> [PROBLEM DESCRIPTION]: Below is the data. Give it again, complete and exact.

> [DATA]:
■ ■ ■ ■
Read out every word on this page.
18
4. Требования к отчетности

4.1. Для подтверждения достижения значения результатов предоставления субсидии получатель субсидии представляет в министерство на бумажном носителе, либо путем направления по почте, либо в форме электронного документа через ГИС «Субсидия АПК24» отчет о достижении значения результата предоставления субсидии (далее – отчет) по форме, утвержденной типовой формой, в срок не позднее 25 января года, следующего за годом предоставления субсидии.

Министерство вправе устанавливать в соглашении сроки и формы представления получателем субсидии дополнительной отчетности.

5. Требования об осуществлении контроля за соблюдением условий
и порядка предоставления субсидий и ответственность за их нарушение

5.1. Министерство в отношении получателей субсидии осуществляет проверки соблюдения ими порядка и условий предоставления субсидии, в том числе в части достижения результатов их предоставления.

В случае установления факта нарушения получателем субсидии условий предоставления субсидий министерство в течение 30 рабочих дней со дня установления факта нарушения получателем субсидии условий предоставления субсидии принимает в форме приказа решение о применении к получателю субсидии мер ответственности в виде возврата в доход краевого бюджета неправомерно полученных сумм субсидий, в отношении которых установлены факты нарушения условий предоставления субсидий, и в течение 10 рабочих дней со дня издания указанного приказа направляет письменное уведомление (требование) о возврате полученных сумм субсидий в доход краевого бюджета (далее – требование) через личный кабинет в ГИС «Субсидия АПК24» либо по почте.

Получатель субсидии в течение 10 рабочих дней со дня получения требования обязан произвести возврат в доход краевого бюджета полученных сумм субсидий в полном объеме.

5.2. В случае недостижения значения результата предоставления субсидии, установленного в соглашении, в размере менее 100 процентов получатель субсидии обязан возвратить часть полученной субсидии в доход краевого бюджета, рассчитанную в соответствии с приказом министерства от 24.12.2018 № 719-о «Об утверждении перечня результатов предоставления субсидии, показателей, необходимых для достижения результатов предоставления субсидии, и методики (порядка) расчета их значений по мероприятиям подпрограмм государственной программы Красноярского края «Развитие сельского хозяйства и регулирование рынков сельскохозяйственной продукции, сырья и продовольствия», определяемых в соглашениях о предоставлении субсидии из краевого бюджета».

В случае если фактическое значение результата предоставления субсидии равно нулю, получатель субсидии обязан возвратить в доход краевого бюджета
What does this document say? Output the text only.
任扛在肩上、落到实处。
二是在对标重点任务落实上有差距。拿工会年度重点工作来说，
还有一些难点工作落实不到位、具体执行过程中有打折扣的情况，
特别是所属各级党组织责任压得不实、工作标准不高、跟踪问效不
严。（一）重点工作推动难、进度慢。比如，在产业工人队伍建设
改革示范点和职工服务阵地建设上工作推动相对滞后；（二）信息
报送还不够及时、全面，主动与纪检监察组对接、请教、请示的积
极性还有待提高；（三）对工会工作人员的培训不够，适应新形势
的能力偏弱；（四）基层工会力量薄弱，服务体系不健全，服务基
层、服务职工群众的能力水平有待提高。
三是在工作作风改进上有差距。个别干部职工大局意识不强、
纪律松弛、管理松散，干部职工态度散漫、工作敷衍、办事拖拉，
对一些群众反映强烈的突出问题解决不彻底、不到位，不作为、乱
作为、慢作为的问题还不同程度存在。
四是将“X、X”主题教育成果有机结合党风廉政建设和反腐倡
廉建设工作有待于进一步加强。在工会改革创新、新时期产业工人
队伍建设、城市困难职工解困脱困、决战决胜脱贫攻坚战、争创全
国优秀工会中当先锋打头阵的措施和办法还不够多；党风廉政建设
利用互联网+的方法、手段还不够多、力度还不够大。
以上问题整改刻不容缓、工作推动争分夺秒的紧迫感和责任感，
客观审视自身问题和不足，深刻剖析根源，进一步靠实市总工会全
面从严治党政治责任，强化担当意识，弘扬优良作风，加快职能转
■ ■ ■ ■
> [COMPLETE OUTPUT]:
Read out every word on this page.
18
4. Требования к отчетности

4.1. Для подтверждения достижения значения результатов предоставления субсидии получатель субсидии представляет в министерство на бумажном носителе, либо путем направления по почте, либо в форме электронного документа через ГИС «Субсидия АПК24» отчет о достижении значения результата предоставления субсидии (далее – отчет) по форме, утвержденной типовой формой, в срок не позднее 25 января года, следующего за годом предоставления субсидии.

Министерство вправе устанавливать в соглашении сроки и формы представления получателем субсидии дополнительной отчетности.

5. Требования об осуществлении контроля за соблюдением условий
и порядка предоставления субсидий и ответственность за их нарушение

5.1. Министерство в отношении получателей субсидии осуществляет проверки соблюдения ими порядка и условий предоставления субсидии, в том числе в части достижения результатов их предоставления.

В случае установления факта нарушения получателем субсидии условий предоставления субсидий министерство в течение 30 рабочих дней со дня установления факта нарушения получателем субсидии условий предоставления субсидии принимает в форме приказа решение о применении к получателю субсидии мер ответственности в виде возврата в доход краевого бюджета неправомерно полученных сумм субсидий, в отношении которых установлены факты нарушения условий предоставления субсидий, и в течение 10 рабочих дней со дня издания указанного приказа направляет письменное уведомление (требование) о возврате полученных сумм субсидий в доход краевого бюджета (далее – требование) через личный кабинет в ГИС «Субсидия АПК24» либо по почте.

Получатель субсидии в течение 10 рабочих дней со дня получения требования обязан произвести возврат в доход краевого бюджета полученных сумм субсидий в полном объеме.

5.2. В случае недостижения значения результата предоставления субсидии, установленного в соглашении, в размере менее 100 процентов получатель субсидии обязан возвратить часть полученной субсидии в доход краевого бюджета, рассчитанную в соответствии с приказом министерства от 24.12.2018 № 719-о «Об утверждении перечня результатов предоставления субсидии, показателей, необходимых для достижения результатов предоставления субсидии, и методики (порядка) расчета их значений по мероприятиям подпрограмм государственной программы Красноярского края «Развитие сельского хозяйства и регулирование рынков сельскохозяйственной продукции, сырья и продовольствия», определяемых в соглашениях о предоставлении субсидии из краевого бюджета».

В случае если фактическое значение результата предоставления субсидии равно нулю, получатель субсидии обязан возвратить в доход краевого бюджета
What does this document say? Output the text only.
任扛在肩上、落到实处。
二是在对标重点任务落实上有差距。拿工会年度重点工作来说，
还有一些难点工作落实不到位、具体执行过程中有打折扣的情况，
特别是所属各级党组织责任压得不实、工作标准不高、跟踪问效不
严。（一）重点工作推动难、进度慢。比如，在产业工人队伍建设
改革示范点和职工服务阵地建设上工作推动相对滞后；（二）信息
报送还不够及时、全面，主动与纪检监察组对接、请教、请示的积
极性还有待提高；（三）对工会工作人员的培训不够，适应新形势
的能力偏弱；（四）基层工会力量薄弱，服务体系不健全，服务基
层、服务职工群众的能力水平有待提高。
三是在工作作风改进上有差距。个别干部职工大局意识不强、
纪律松弛、管理松散，干部职工态度散漫、工作敷衍、办事拖拉，
对一些群众反映强烈的突出问题解决不彻底、不到位，不作为、乱
作为、慢作为的问题还不同程度存在。
四是将“X、X”主题教育成果有机结合党风廉政建设和反腐倡
廉建设工作有待于进一步加强。在工会改革创新、新时期产业工人
队伍建设、城市困难职工解困脱困、决战决胜脱贫攻坚战、争创全
国优秀工会中当先锋打头阵的措施和办法还不够多；党风廉政建设
利用互联网+的方法、手段还不够多、力度还不够大。
以上问题整改刻不容缓、工作推动争分夺秒的紧迫感和责任感，
客观审视自身问题和不足，深刻剖析根源，进一步靠实市总工会全
面从严治党政治责任，强化担当意识，弘扬优良作风，加快职能转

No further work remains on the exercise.